Problem details » Lines that contain the string "JSON" are to be copied; leave out all others.

>>>

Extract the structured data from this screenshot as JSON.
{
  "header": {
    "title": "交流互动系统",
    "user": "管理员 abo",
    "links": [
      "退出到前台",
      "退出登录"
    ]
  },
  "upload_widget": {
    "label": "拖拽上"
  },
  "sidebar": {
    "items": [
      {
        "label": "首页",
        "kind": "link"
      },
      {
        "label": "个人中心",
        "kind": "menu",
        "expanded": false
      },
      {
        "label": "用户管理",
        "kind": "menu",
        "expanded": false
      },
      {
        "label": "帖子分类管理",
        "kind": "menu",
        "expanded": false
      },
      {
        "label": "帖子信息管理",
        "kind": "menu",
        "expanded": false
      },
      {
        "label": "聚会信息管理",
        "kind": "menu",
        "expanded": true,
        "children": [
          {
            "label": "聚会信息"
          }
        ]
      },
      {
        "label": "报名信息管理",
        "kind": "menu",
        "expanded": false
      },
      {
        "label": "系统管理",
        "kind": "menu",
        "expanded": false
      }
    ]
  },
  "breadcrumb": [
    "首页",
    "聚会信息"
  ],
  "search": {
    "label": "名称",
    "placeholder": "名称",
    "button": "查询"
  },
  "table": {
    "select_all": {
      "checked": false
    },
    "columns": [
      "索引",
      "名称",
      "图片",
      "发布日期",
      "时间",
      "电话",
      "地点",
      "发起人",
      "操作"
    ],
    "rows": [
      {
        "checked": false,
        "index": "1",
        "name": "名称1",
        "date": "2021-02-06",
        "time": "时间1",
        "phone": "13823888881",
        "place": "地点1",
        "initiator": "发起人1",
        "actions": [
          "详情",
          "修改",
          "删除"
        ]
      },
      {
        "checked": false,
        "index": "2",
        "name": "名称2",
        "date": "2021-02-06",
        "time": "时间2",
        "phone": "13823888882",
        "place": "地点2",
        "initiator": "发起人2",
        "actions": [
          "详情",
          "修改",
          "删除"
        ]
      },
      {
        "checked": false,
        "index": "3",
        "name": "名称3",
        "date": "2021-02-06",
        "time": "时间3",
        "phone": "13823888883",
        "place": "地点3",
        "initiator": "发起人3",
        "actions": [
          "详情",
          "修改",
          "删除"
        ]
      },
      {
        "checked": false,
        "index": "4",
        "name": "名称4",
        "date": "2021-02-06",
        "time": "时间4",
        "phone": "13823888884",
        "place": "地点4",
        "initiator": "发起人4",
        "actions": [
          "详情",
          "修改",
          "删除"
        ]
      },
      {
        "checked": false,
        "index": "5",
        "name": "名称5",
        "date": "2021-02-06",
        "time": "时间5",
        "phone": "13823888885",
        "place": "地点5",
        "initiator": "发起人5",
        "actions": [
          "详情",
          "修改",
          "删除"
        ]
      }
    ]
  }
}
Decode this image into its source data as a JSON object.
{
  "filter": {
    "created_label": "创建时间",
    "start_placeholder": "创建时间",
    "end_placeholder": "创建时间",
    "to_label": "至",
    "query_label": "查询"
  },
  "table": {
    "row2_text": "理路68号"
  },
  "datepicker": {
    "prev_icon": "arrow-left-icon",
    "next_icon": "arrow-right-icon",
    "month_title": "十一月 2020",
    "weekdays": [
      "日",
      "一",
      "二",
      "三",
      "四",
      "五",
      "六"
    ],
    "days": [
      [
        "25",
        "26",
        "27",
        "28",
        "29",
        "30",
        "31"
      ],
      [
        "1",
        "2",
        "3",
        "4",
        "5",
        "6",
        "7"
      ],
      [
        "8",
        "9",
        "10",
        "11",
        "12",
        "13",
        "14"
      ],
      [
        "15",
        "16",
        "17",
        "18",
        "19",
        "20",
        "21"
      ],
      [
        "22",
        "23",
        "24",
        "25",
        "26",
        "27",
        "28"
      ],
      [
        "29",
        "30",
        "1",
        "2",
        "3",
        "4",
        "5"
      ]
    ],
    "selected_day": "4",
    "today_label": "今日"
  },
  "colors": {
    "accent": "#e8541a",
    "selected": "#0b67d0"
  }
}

<<<

The answer »
Extract the structured data from this screenshot as JSON.
Decode this image into its source data as a JSON object.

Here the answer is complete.